**What is required**
From the line containing "Convert this screenshot" down to the last line of the listing, quote everything word for word, and nothing else, keeping pictures out.

**Dataset excerpts**

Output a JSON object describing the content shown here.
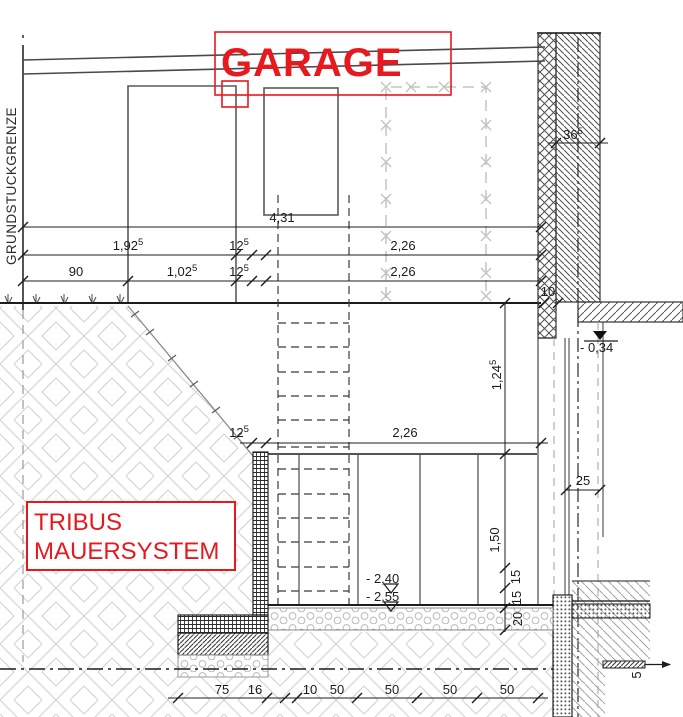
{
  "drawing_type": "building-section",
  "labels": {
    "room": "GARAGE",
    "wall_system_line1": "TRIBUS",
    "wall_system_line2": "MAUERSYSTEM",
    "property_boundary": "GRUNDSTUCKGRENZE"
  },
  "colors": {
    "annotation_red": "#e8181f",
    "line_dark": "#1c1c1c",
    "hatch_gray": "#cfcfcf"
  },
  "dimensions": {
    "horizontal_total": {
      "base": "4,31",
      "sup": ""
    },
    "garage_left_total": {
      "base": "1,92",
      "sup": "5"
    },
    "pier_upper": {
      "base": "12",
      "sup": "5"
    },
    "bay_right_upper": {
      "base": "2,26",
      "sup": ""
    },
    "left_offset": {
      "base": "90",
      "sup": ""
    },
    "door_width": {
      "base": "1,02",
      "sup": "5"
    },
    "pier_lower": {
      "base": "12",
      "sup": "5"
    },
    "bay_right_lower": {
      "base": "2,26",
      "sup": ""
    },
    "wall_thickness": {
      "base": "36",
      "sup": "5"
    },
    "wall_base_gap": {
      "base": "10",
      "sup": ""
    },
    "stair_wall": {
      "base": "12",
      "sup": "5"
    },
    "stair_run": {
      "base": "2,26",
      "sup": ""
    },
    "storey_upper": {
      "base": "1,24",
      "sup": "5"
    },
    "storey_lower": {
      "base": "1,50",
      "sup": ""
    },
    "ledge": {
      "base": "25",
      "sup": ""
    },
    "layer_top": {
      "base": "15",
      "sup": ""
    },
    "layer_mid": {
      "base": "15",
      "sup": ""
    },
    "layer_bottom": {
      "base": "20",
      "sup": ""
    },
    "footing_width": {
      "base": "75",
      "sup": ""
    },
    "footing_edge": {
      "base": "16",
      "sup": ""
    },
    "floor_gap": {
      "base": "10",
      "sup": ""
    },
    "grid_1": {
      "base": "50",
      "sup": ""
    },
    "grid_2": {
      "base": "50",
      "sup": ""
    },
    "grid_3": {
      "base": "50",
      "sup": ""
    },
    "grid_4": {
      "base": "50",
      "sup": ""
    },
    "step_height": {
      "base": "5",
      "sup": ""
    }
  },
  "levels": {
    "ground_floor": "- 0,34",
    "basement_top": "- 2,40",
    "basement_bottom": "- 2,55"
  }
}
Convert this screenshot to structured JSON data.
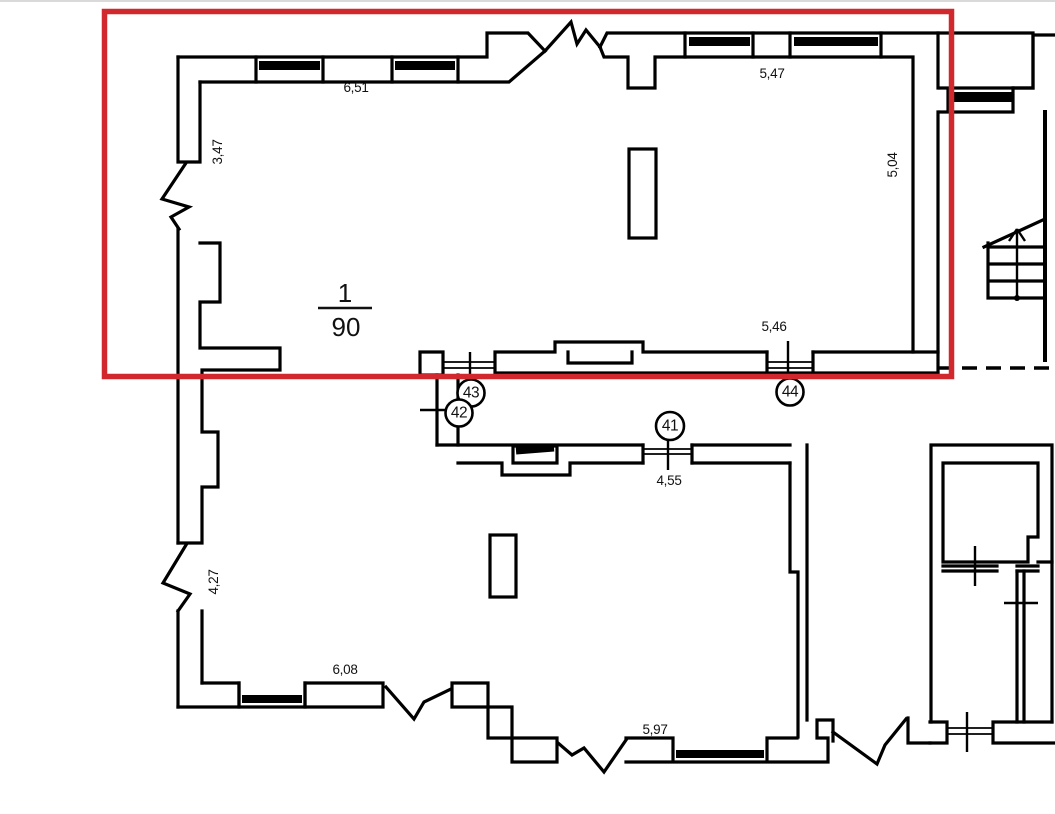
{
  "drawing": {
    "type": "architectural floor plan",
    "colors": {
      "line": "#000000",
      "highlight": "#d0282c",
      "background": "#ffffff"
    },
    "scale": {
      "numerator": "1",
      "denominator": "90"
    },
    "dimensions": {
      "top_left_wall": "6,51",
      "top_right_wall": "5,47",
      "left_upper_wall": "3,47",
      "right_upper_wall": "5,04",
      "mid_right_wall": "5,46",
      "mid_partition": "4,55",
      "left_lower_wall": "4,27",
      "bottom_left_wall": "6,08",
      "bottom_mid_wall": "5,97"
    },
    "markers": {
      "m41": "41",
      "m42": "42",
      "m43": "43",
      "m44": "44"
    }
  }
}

**Result of the task**
Convert this screenshot to structured JSON data.
{
  "drawing": {
    "type": "architectural floor plan",
    "colors": {
      "line": "#000000",
      "highlight": "#d0282c",
      "background": "#ffffff"
    },
    "scale": {
      "numerator": "1",
      "denominator": "90"
    },
    "dimensions": {
      "top_left_wall": "6,51",
      "top_right_wall": "5,47",
      "left_upper_wall": "3,47",
      "right_upper_wall": "5,04",
      "mid_right_wall": "5,46",
      "mid_partition": "4,55",
      "left_lower_wall": "4,27",
      "bottom_left_wall": "6,08",
      "bottom_mid_wall": "5,97"
    },
    "markers": {
      "m41": "41",
      "m42": "42",
      "m43": "43",
      "m44": "44"
    }
  }
}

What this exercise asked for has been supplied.